■ WRITTEN EXERCISE
What is the number of lines in the entries below that include the word "dSTEC"? Provide the number only.

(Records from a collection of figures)

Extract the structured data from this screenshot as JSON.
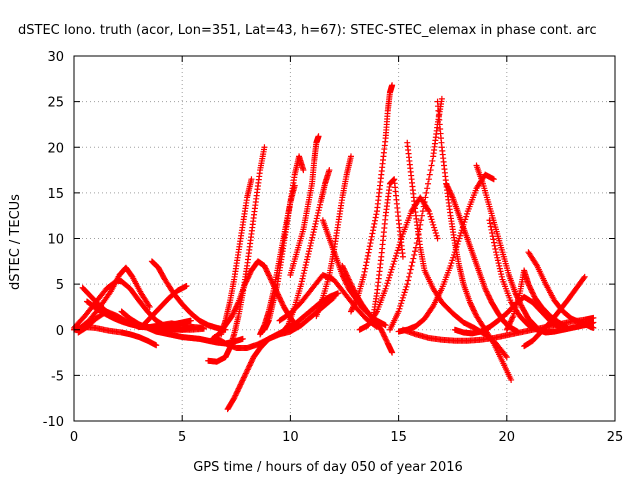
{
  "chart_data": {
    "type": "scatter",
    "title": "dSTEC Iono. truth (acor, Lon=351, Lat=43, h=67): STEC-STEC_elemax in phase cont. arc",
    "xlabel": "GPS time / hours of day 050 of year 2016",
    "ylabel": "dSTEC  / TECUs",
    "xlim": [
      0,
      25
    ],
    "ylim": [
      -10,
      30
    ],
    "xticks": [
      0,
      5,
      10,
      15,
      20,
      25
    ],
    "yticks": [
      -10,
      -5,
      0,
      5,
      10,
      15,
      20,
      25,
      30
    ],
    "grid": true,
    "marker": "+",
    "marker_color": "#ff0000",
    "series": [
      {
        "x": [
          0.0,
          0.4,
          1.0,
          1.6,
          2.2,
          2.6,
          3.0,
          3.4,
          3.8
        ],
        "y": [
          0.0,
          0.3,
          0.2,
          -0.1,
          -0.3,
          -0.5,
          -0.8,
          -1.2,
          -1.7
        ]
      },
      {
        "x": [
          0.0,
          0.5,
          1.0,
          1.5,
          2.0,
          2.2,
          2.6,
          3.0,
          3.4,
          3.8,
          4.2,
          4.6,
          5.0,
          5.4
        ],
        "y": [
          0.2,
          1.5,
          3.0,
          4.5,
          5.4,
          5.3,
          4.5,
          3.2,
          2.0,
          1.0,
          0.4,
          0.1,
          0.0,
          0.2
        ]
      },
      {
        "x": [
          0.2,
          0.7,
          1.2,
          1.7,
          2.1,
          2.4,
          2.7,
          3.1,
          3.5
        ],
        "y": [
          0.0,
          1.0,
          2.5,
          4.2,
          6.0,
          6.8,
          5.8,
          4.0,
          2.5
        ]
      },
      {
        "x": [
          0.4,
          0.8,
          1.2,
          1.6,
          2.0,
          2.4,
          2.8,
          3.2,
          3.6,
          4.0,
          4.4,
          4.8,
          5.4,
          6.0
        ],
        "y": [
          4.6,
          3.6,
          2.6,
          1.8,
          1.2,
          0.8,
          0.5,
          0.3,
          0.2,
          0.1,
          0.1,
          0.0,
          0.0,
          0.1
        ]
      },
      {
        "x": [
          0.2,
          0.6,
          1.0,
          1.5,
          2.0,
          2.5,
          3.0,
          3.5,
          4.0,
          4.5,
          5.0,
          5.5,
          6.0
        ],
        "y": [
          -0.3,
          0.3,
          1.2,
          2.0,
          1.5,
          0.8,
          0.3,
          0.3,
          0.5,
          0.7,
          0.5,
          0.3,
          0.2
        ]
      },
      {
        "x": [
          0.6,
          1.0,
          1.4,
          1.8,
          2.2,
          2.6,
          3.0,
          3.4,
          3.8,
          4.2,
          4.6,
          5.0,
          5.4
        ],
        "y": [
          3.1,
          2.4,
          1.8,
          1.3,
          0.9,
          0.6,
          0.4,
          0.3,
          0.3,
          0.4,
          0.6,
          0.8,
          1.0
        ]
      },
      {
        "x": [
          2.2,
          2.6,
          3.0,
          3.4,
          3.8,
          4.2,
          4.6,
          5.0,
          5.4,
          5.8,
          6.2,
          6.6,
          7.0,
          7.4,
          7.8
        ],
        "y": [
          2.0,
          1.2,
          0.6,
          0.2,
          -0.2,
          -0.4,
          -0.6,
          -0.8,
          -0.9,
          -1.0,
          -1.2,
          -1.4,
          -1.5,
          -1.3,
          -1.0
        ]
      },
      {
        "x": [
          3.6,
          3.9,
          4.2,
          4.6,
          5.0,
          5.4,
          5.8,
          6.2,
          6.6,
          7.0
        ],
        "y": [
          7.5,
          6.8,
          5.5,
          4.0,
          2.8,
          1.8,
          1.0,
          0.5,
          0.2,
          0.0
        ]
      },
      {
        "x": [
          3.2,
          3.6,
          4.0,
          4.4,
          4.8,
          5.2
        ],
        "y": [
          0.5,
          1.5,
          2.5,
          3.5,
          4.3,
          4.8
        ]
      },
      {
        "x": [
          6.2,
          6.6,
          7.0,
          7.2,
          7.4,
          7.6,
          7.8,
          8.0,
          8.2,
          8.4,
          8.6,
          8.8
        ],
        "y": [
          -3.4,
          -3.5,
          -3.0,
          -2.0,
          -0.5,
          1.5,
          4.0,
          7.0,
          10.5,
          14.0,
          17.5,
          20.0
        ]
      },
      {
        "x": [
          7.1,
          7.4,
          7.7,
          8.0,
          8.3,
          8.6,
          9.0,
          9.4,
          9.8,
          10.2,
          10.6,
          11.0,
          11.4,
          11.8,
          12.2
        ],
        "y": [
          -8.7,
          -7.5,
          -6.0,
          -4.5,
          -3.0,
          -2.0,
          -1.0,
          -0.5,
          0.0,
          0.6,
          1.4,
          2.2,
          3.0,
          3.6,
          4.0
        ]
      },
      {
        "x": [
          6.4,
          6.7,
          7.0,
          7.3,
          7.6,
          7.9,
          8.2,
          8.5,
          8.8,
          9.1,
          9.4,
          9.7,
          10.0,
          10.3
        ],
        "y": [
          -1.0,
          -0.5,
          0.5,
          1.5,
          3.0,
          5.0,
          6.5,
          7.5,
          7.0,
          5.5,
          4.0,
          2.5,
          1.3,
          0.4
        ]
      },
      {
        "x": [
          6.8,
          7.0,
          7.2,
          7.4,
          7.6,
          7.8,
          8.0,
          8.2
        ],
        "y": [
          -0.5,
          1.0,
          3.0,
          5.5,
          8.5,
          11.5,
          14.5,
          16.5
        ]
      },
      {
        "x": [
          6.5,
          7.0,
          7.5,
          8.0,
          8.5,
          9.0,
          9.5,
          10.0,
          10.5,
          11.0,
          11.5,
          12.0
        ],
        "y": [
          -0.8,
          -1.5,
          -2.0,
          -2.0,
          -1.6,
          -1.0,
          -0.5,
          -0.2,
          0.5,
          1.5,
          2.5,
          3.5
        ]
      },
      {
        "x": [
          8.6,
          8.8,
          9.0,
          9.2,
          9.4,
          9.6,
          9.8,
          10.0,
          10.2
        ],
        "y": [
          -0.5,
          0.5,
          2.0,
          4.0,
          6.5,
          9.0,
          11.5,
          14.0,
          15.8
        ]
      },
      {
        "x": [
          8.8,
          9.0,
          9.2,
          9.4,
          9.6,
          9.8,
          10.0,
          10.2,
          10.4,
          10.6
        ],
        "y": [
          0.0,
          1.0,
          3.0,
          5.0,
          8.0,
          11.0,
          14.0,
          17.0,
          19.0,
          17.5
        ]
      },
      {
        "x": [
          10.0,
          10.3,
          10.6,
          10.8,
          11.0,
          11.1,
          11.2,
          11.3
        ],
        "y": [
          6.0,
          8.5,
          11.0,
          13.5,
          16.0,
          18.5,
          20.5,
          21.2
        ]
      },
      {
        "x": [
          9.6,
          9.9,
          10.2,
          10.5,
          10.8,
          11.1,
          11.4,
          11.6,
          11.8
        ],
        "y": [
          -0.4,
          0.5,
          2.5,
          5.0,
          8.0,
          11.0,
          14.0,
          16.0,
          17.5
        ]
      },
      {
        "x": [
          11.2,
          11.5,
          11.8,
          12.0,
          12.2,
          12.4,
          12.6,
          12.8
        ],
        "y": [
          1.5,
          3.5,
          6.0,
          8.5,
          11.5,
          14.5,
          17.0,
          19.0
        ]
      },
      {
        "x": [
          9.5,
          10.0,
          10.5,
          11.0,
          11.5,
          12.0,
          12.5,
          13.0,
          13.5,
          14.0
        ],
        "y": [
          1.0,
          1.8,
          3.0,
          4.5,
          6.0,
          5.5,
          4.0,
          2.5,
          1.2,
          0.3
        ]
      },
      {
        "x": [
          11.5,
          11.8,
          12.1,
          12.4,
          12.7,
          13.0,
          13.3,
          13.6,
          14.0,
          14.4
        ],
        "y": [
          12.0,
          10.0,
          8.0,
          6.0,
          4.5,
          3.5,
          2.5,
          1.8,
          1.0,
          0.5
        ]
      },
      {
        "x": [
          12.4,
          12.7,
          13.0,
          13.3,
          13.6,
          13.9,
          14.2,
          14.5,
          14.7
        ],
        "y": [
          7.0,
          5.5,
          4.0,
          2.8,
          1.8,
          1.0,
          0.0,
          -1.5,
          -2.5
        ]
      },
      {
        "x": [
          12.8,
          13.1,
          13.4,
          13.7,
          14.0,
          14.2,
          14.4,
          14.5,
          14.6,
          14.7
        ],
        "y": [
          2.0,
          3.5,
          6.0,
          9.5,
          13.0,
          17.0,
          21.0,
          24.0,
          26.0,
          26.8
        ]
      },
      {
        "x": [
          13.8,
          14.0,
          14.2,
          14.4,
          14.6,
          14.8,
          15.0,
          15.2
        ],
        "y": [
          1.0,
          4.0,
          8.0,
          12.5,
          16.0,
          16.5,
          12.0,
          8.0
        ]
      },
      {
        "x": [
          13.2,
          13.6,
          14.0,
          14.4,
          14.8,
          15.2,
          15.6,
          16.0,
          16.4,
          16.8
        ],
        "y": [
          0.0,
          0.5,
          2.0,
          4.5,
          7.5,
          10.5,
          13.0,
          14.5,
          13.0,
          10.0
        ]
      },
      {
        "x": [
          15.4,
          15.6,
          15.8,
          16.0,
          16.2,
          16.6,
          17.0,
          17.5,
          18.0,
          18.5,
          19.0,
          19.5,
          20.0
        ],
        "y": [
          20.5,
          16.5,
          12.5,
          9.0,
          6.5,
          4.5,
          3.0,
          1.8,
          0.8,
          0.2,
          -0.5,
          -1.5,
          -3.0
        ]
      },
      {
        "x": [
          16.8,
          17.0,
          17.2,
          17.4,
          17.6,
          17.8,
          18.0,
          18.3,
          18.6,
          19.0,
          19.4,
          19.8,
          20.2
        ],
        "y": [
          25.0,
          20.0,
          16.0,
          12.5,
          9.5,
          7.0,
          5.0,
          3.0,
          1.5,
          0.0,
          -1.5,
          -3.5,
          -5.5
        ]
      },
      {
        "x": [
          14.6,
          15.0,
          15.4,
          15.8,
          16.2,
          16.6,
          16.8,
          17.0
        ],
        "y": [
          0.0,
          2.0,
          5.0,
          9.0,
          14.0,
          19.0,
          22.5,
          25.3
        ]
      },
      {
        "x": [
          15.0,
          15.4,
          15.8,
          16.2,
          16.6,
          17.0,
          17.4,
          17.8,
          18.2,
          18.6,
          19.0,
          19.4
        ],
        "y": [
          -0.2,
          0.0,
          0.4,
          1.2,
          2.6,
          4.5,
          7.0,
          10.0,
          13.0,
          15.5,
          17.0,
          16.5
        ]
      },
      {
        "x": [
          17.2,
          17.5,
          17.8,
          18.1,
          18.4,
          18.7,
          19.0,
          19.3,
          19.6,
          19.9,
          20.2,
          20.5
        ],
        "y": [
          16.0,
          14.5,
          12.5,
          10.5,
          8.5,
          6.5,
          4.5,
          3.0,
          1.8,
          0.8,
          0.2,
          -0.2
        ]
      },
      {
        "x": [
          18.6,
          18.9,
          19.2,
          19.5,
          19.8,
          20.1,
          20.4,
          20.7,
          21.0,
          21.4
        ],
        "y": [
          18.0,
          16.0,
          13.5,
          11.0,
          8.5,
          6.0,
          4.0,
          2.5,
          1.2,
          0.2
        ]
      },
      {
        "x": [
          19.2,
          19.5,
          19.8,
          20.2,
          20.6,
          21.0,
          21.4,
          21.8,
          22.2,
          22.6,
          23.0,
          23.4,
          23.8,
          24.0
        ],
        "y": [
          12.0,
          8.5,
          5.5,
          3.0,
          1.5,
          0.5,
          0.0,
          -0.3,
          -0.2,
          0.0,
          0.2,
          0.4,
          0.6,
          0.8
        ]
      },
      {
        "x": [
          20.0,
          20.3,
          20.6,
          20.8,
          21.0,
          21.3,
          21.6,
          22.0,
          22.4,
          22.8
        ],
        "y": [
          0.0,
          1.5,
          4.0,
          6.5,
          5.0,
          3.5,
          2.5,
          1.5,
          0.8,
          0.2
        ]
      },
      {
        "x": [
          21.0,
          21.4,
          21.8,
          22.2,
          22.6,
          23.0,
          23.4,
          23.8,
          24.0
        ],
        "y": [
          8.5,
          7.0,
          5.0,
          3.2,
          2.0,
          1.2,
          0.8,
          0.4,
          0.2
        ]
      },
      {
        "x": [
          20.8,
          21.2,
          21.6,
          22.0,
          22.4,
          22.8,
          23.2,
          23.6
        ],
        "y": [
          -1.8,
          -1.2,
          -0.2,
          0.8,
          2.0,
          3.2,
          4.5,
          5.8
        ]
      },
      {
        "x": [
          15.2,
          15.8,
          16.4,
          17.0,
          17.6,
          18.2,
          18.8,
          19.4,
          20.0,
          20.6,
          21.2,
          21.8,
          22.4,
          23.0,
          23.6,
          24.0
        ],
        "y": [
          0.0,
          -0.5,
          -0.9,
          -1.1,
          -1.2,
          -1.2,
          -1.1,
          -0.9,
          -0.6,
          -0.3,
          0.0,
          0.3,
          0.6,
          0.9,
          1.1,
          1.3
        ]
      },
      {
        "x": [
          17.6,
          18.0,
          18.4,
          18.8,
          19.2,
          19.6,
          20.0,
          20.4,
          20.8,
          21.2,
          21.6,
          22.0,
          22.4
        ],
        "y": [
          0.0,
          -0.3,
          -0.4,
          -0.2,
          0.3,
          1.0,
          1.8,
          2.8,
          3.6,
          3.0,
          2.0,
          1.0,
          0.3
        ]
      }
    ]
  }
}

■ RESPONSE FOR THIS EXERCISE
2